§ **Given instruction**
From the listing below, count the lines where the string "tinggal" occurs. Give the number, with no other words.

§ **Entries**

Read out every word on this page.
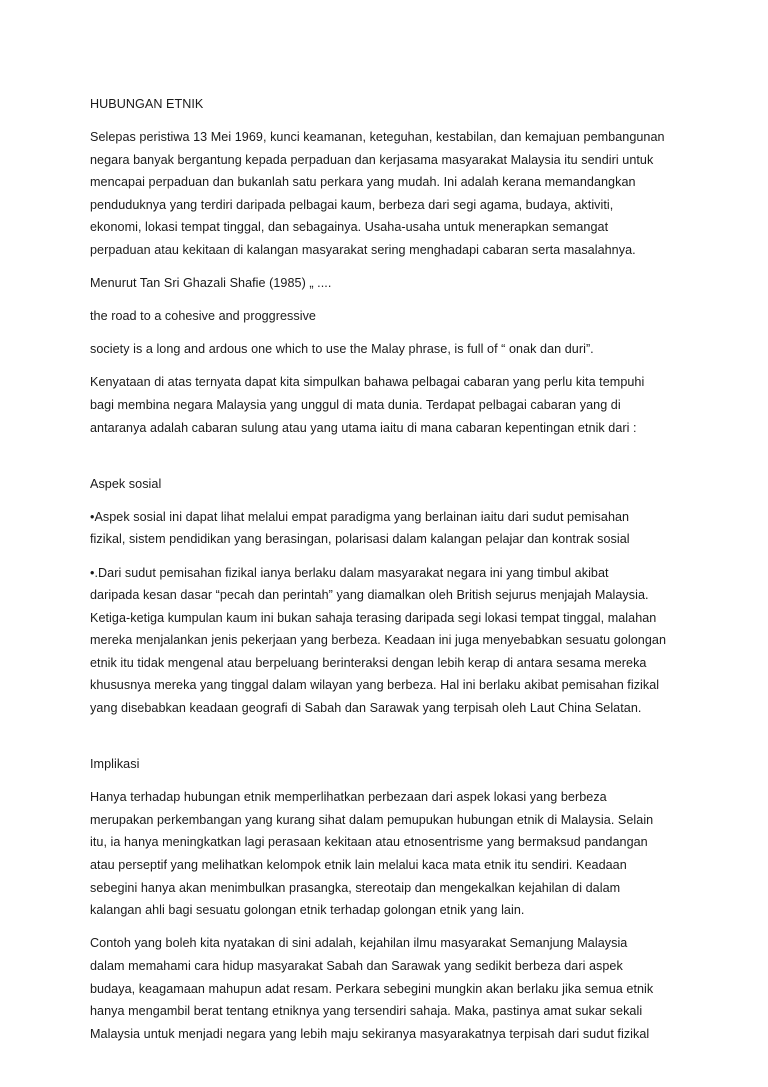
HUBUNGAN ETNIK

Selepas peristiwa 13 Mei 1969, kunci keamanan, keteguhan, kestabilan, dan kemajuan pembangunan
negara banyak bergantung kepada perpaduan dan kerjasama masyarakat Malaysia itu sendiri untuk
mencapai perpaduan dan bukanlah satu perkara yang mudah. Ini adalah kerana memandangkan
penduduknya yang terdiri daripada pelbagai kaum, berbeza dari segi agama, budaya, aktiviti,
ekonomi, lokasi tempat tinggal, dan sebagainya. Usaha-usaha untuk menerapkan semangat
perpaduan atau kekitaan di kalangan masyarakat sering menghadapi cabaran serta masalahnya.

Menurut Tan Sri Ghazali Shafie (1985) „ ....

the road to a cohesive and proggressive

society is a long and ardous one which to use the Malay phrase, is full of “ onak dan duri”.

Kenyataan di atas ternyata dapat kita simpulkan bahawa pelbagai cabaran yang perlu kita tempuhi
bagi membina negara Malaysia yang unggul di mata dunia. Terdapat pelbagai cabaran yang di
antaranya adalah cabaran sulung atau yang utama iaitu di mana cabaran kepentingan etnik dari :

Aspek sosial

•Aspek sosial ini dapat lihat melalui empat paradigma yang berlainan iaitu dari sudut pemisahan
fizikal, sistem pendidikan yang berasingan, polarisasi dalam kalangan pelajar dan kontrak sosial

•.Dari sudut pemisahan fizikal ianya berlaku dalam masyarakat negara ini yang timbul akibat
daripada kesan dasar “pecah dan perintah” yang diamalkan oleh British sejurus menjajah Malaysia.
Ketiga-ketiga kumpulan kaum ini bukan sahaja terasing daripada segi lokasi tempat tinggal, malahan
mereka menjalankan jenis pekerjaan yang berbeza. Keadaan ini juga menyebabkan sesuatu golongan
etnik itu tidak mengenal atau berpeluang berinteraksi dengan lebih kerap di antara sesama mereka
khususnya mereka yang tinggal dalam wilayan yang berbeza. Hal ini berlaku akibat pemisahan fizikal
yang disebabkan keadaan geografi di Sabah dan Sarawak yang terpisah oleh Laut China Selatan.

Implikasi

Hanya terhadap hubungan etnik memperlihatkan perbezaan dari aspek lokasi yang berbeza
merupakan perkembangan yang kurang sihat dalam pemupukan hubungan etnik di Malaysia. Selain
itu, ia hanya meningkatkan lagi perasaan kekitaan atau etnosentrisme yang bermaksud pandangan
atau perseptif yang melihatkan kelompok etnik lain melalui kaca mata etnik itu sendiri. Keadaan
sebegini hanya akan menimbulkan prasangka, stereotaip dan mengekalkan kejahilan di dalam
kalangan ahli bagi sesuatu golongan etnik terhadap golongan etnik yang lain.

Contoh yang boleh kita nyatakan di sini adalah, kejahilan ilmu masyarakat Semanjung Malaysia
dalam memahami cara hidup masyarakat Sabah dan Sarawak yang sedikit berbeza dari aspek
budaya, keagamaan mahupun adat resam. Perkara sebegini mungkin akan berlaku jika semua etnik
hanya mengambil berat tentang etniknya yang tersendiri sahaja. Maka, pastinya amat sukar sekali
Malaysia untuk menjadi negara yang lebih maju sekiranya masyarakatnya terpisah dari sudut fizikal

§ **Response to this exercise**
3